- [DATA ENTRIES]

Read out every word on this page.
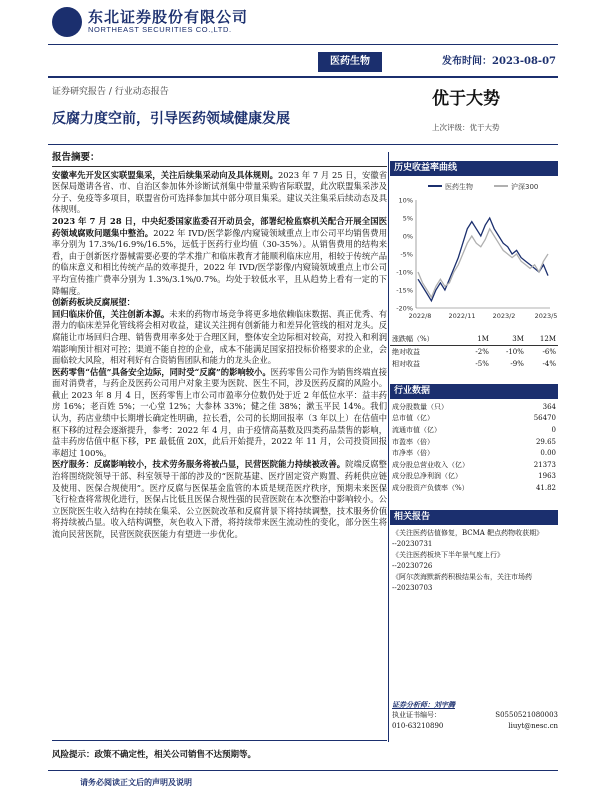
东北证券股份有限公司
NORTHEAST SECURITIES CO.,LTD.
医药生物	发布时间：2023-08-07
证券研究报告 / 行业动态报告	优于大势
反腐力度空前，引导医药领域健康发展
上次评级：优于大势
报告摘要：

安徽率先开发区实联盟集采，关注后续集采动向及具体规则。2023 年 7 月 25 日，安徽省医保局邀请各省、市、自治区参加体外诊断试剂集中带量采购省际联盟，此次联盟集采涉及分子、免疫等多项目，联盟省份可选择参加其中部分项目集采。建议关注集采后续动态及具体规则。

2023 年 7 月 28 日，中央纪委国家监委召开动员会，部署纪检监察机关配合开展全国医药领域腐败问题集中整治。2022 年 IVD/医学影像/内窥镜领域重点上市公司平均销售费用率分别为 17.3%/16.9%/16.5%，远低于医药行业均值（30-35%）。从销售费用的结构来看，由于创新医疗器械需要必要的学术推广和临床教育才能顺利临床应用，相较于传统产品的临床意义和相比传统产品的效率提升，2022 年 IVD/医学影像/内窥镜领域重点上市公司平均宣传推广费率分别为 1.3%/3.1%/0.7%。均处于较低水平，且从趋势上看有一定的下降幅度。

创新药板块反腐展望：

回归临床价值，关注创新本源。未来的药物市场竞争将更多地依赖临床数据、真正优秀、有潜力的临床差异化管线将会相对收益，建议关注拥有创新能力和差异化管线的相对龙头。反腐能让市场回归合理、销售费用率多处于合理区间，整体安全边际相对较高，对投入和利润端影响预计相对可控；渠道不能自控的企业，成本不能满足国家招投标价格要求的企业，会面临较大风险，相对利好有合资销售团队和能力的龙头企业。

医药零售“估值”具备安全边际，同时受“反腐”的影响较小。医药零售公司作为销售终端直接面对消费者，与药企及医药公司用户对象主要为医院、医生不同，涉及医药反腐的风险小。截止 2023 年 8 月 4 日，医药零售上市公司市盈率分位数仍处于近 2 年低位水平：益丰药房 16%；老百姓 5%；一心堂 12%；大参林 33%；健之佳 38%；漱玉平民 14%。我们认为，药店业绩中长期增长确定性明确，拉长看，公司的长期回报率（3 年以上）在估值中枢下移的过程会逐渐提升，参考：2022 年 4 月，由于疫情高基数及四类药品禁售的影响，益丰药房估值中枢下移，PE 最低值 20X，此后开始提升，2022 年 11 月，公司投资回报率超过 100%。

医疗服务：反腐影响较小，技术劳务服务将被凸显，民营医院能力持续被改善。院端反腐整治将围绕院领导干部、科室领导干部的涉及的“医院基建、医疗固定资产购置、药耗供应链及使用、医保合规使用”。医疗反腐与医保基金监管的本质是规范医疗秩序，预期未来医保飞行检查将常规化进行，医保占比低且医保合规性强的民营医院在本次整治中影响较小。公立医院医生收入结构在持续在集采、公立医院改革和反腐背景下将持续调整，技术服务价值将持续被凸显。收入结构调整，灰色收入下滑，将持续带来医生流动性的变化，部分医生将流向民营医院，民营医院获医能力有望进一步优化。

风险提示：政策不确定性，相关公司销售不达预期等。
历史收益率曲线
医药生物	沪深300
10%
5%
0%
-5%
-10%
-15%
-20%
2022/8	2022/11	2023/2	2023/5
涨跌幅（%）	1M	3M	12M
绝对收益	-2%	-10%	-6%
相对收益	-5%	-9%	-4%
行业数据
成分股数量（只）	364
总市值（亿）	56470
流通市值（亿）	0
市盈率（倍）	29.65
市净率（倍）	0.00
成分股总营业收入（亿）	21373
成分股总净利润（亿）	1963
成分股资产负债率（%）	41.82
相关报告
《关注医药估值修复，BCMA 靶点药物收获期》
--20230731
《关注医药板块下半年景气度上行》
--20230726
《阿尔茨海默新药积极结果公布，关注市场药
--20230703
证券分析师：刘宇腾
执业证书编号：	S0550521080003
010-63210890	liuyt@nesc.cn
请务必阅读正文后的声明及说明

- [DIRECTIONS] Exclude the pictures and repeat every other part of the records word for word.

- [TASK SOLUTION]
Read out every word on this page.
东北证券股份有限公司
NORTHEAST SECURITIES CO.,LTD.
医药生物	发布时间：2023-08-07
证券研究报告 / 行业动态报告	优于大势
反腐力度空前，引导医药领域健康发展
上次评级：优于大势
报告摘要：

安徽率先开发区实联盟集采，关注后续集采动向及具体规则。2023 年 7 月 25 日，安徽省医保局邀请各省、市、自治区参加体外诊断试剂集中带量采购省际联盟，此次联盟集采涉及分子、免疫等多项目，联盟省份可选择参加其中部分项目集采。建议关注集采后续动态及具体规则。

2023 年 7 月 28 日，中央纪委国家监委召开动员会，部署纪检监察机关配合开展全国医药领域腐败问题集中整治。2022 年 IVD/医学影像/内窥镜领域重点上市公司平均销售费用率分别为 17.3%/16.9%/16.5%，远低于医药行业均值（30-35%）。从销售费用的结构来看，由于创新医疗器械需要必要的学术推广和临床教育才能顺利临床应用，相较于传统产品的临床意义和相比传统产品的效率提升，2022 年 IVD/医学影像/内窥镜领域重点上市公司平均宣传推广费率分别为 1.3%/3.1%/0.7%。均处于较低水平，且从趋势上看有一定的下降幅度。

创新药板块反腐展望：

回归临床价值，关注创新本源。未来的药物市场竞争将更多地依赖临床数据、真正优秀、有潜力的临床差异化管线将会相对收益，建议关注拥有创新能力和差异化管线的相对龙头。反腐能让市场回归合理、销售费用率多处于合理区间，整体安全边际相对较高，对投入和利润端影响预计相对可控；渠道不能自控的企业，成本不能满足国家招投标价格要求的企业，会面临较大风险，相对利好有合资销售团队和能力的龙头企业。

医药零售“估值”具备安全边际，同时受“反腐”的影响较小。医药零售公司作为销售终端直接面对消费者，与药企及医药公司用户对象主要为医院、医生不同，涉及医药反腐的风险小。截止 2023 年 8 月 4 日，医药零售上市公司市盈率分位数仍处于近 2 年低位水平：益丰药房 16%；老百姓 5%；一心堂 12%；大参林 33%；健之佳 38%；漱玉平民 14%。我们认为，药店业绩中长期增长确定性明确，拉长看，公司的长期回报率（3 年以上）在估值中枢下移的过程会逐渐提升，参考：2022 年 4 月，由于疫情高基数及四类药品禁售的影响，益丰药房估值中枢下移，PE 最低值 20X，此后开始提升，2022 年 11 月，公司投资回报率超过 100%。

医疗服务：反腐影响较小，技术劳务服务将被凸显，民营医院能力持续被改善。院端反腐整治将围绕院领导干部、科室领导干部的涉及的“医院基建、医疗固定资产购置、药耗供应链及使用、医保合规使用”。医疗反腐与医保基金监管的本质是规范医疗秩序，预期未来医保飞行检查将常规化进行，医保占比低且医保合规性强的民营医院在本次整治中影响较小。公立医院医生收入结构在持续在集采、公立医院改革和反腐背景下将持续调整，技术服务价值将持续被凸显。收入结构调整，灰色收入下滑，将持续带来医生流动性的变化，部分医生将流向民营医院，民营医院获医能力有望进一步优化。

风险提示：政策不确定性，相关公司销售不达预期等。
历史收益率曲线
医药生物	沪深300
10%
5%
0%
-5%
-10%
-15%
-20%
2022/8	2022/11	2023/2	2023/5
涨跌幅（%）	1M	3M	12M
绝对收益	-2%	-10%	-6%
相对收益	-5%	-9%	-4%
行业数据
成分股数量（只）	364
总市值（亿）	56470
流通市值（亿）	0
市盈率（倍）	29.65
市净率（倍）	0.00
成分股总营业收入（亿）	21373
成分股总净利润（亿）	1963
成分股资产负债率（%）	41.82
相关报告
《关注医药估值修复，BCMA 靶点药物收获期》
--20230731
《关注医药板块下半年景气度上行》
--20230726
《阿尔茨海默新药积极结果公布，关注市场药
--20230703
证券分析师：刘宇腾
执业证书编号：	S0550521080003
010-63210890	liuyt@nesc.cn
请务必阅读正文后的声明及说明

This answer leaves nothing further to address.